Esercizi:
1: Riassumi in due frasi la recensione di Wallflowers.
2: Indica se ciascuna affermazione concorda con la recensione di Wallflowers, rispondendo sì o no e citando le parole che lo stabiliscono: (a) Macro è uscito dopo Wallflowers; (b) prima di Macro i Jinjer erano considerabili di nicchia; (c) i Jinjer si possono ancora definire una band rivelazione.

Testo di riferimento:

Jinjer: Wallflowers [Recensione]

| | ,

Wallflowers dei Jinjer è uno degli album metal più attesi del 2021. Una band che non è più considerabile una rivelazione, anzi, sono ormai una vera e propria “band di punta” nel panorama metal internazionale.

Mi ero già occupato dei Jinjer, nel lontano 2019, per l’uscita proprio del predecessore di questo loro nuovo album, Wallflowers, ovvero Macro. Un album che come dissi gli aprì le porte della parte “principale” della scena metal internazionale, visto che, fino a quel momento, erano considerabili di nicchia, quasi uno di quei gruppi che solo i più curiosi scoprono (che è un po’ il modo in cui li conobbi io).

Da quel 2019 si è “avverato” quello che io, insieme a tanti altri appassionati della band, prevedettero, ovvero che i Jinjer entrassero a far parte della grande scena metal internazionale cominciando ad avere sempre più fans e sempre più ascolti sulle piattaforme di streaming. Dunque non si può parlare di “band rivelazione”, perchè con Wallflowers dovranno dimostrare di meritarsi il posto nell’Olimpo.

(Elenco dei dati)
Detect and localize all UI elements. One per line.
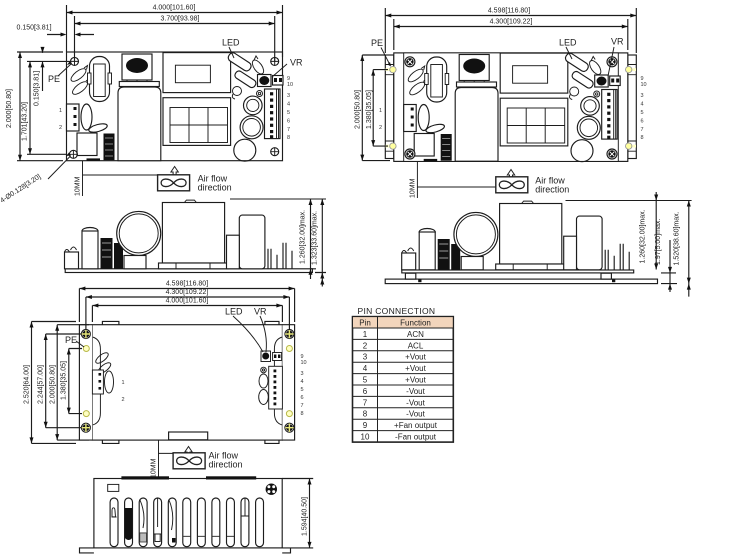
svg-text:5: 5 bbox=[641, 110, 644, 116]
svg-text:6: 6 bbox=[363, 387, 368, 396]
svg-text:7: 7 bbox=[363, 398, 368, 407]
svg-text:1: 1 bbox=[59, 108, 62, 114]
svg-text:-Fan output: -Fan output bbox=[395, 433, 437, 442]
svg-text:3.700[93.98]: 3.700[93.98] bbox=[161, 16, 200, 23]
svg-text:10MM: 10MM bbox=[410, 178, 417, 198]
svg-text:LED: LED bbox=[225, 307, 243, 317]
svg-text:1: 1 bbox=[122, 380, 125, 386]
svg-text:4: 4 bbox=[641, 102, 644, 108]
svg-text:PE: PE bbox=[65, 335, 77, 345]
svg-text:6: 6 bbox=[301, 395, 304, 401]
svg-text:direction: direction bbox=[209, 460, 243, 470]
svg-text:2.520[64.00]: 2.520[64.00] bbox=[24, 365, 31, 404]
svg-text:VR: VR bbox=[611, 37, 624, 47]
svg-text:7: 7 bbox=[641, 127, 644, 133]
svg-text:PIN CONNECTION: PIN CONNECTION bbox=[358, 306, 436, 316]
svg-text:4.598[116.80]: 4.598[116.80] bbox=[166, 281, 208, 288]
svg-text:LED: LED bbox=[222, 38, 240, 48]
svg-text:10: 10 bbox=[641, 82, 647, 88]
svg-text:4: 4 bbox=[363, 364, 368, 373]
svg-text:1.97[5.00]max.: 1.97[5.00]max. bbox=[655, 219, 662, 265]
svg-text:10: 10 bbox=[287, 82, 293, 88]
svg-text:9: 9 bbox=[363, 421, 368, 430]
svg-text:1.701[43.20]: 1.701[43.20] bbox=[22, 102, 29, 141]
svg-text:2.000[50.80]: 2.000[50.80] bbox=[6, 89, 13, 128]
svg-text:4: 4 bbox=[287, 102, 290, 108]
svg-text:1.260[32.00]max.: 1.260[32.00]max. bbox=[640, 209, 647, 263]
svg-text:3: 3 bbox=[301, 371, 304, 377]
svg-text:10MM: 10MM bbox=[151, 458, 158, 478]
svg-text:0.150[3.81]: 0.150[3.81] bbox=[34, 71, 41, 106]
svg-text:6: 6 bbox=[287, 119, 290, 125]
svg-text:-Vout: -Vout bbox=[406, 398, 425, 407]
svg-text:-Vout: -Vout bbox=[406, 387, 425, 396]
svg-text:1.260[32.00]max.: 1.260[32.00]max. bbox=[300, 210, 307, 264]
svg-text:4.000[101.60]: 4.000[101.60] bbox=[166, 298, 209, 305]
svg-text:8: 8 bbox=[301, 411, 304, 417]
svg-text:Pin: Pin bbox=[359, 319, 371, 328]
svg-text:6: 6 bbox=[641, 119, 644, 125]
svg-text:5: 5 bbox=[301, 387, 304, 393]
svg-text:+Vout: +Vout bbox=[405, 353, 426, 362]
svg-text:10: 10 bbox=[361, 433, 370, 442]
svg-text:VR: VR bbox=[254, 307, 267, 317]
svg-text:-Vout: -Vout bbox=[406, 410, 425, 419]
svg-text:2: 2 bbox=[122, 397, 125, 403]
svg-text:3: 3 bbox=[641, 93, 644, 99]
svg-text:7: 7 bbox=[287, 127, 290, 133]
svg-text:4: 4 bbox=[301, 379, 304, 385]
svg-text:ACL: ACL bbox=[408, 341, 424, 350]
svg-text:LED: LED bbox=[559, 38, 577, 48]
svg-text:1.520[38.60]max.: 1.520[38.60]max. bbox=[674, 211, 681, 265]
svg-text:+Vout: +Vout bbox=[405, 376, 426, 385]
svg-text:4.300[109.22]: 4.300[109.22] bbox=[490, 19, 533, 26]
svg-text:PE: PE bbox=[371, 38, 383, 48]
svg-text:8: 8 bbox=[363, 410, 368, 419]
svg-text:0.150[3.81]: 0.150[3.81] bbox=[16, 25, 51, 32]
svg-text:2.000[50.80]: 2.000[50.80] bbox=[50, 365, 57, 404]
svg-text:ACN: ACN bbox=[407, 330, 424, 339]
svg-text:1: 1 bbox=[379, 108, 382, 114]
svg-text:4.300[109.22]: 4.300[109.22] bbox=[166, 289, 209, 296]
svg-text:1.380[35.05]: 1.380[35.05] bbox=[366, 90, 373, 129]
svg-text:4.000[101.60]: 4.000[101.60] bbox=[153, 5, 196, 12]
svg-text:2: 2 bbox=[59, 125, 62, 131]
svg-text:direction: direction bbox=[198, 183, 232, 193]
svg-text:10MM: 10MM bbox=[75, 176, 82, 196]
svg-text:1.594[40.50]: 1.594[40.50] bbox=[302, 497, 309, 536]
svg-text:1.323[33.60]max.: 1.323[33.60]max. bbox=[312, 211, 319, 265]
svg-text:7: 7 bbox=[301, 403, 304, 409]
svg-text:4.598[116.80]: 4.598[116.80] bbox=[488, 8, 530, 15]
svg-text:1: 1 bbox=[363, 330, 368, 339]
svg-text:VR: VR bbox=[290, 58, 303, 68]
svg-text:5: 5 bbox=[287, 110, 290, 116]
svg-text:2.000[50.80]: 2.000[50.80] bbox=[355, 90, 362, 129]
svg-text:3: 3 bbox=[363, 353, 368, 362]
svg-text:+Vout: +Vout bbox=[405, 364, 426, 373]
svg-text:Function: Function bbox=[400, 319, 431, 328]
svg-text:2: 2 bbox=[363, 341, 368, 350]
svg-text:1.380[35.05]: 1.380[35.05] bbox=[61, 361, 68, 400]
svg-text:8: 8 bbox=[287, 135, 290, 141]
svg-text:direction: direction bbox=[535, 185, 569, 195]
svg-text:8: 8 bbox=[641, 135, 644, 141]
svg-text:3: 3 bbox=[287, 93, 290, 99]
svg-text:5: 5 bbox=[363, 376, 368, 385]
svg-text:10: 10 bbox=[301, 360, 307, 366]
svg-text:+Fan output: +Fan output bbox=[394, 421, 438, 430]
svg-text:2.244[57.00]: 2.244[57.00] bbox=[38, 365, 45, 404]
svg-text:2: 2 bbox=[379, 125, 382, 131]
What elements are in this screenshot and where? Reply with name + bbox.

Risposte punto per punto:
1: La recensione presenta Wallflowers dei Jinjer come uno degli album metal più attesi del 2021, opera di una band ormai di punta nel panorama metal internazionale. Dopo che il precedente album, Macro, li aveva portati dalla nicchia alla scena principale, con sempre più fan e ascolti in streaming, con Wallflowers dovranno dimostrare di meritarsi il loro posto.

2:
(a) No: «l’uscita proprio del predecessore di questo loro nuovo album, Wallflowers, ovvero Macro».
(b) Sì: «fino a quel momento, erano considerabili di nicchia».
(c) No: «Dunque non si può parlare di “band rivelazione”».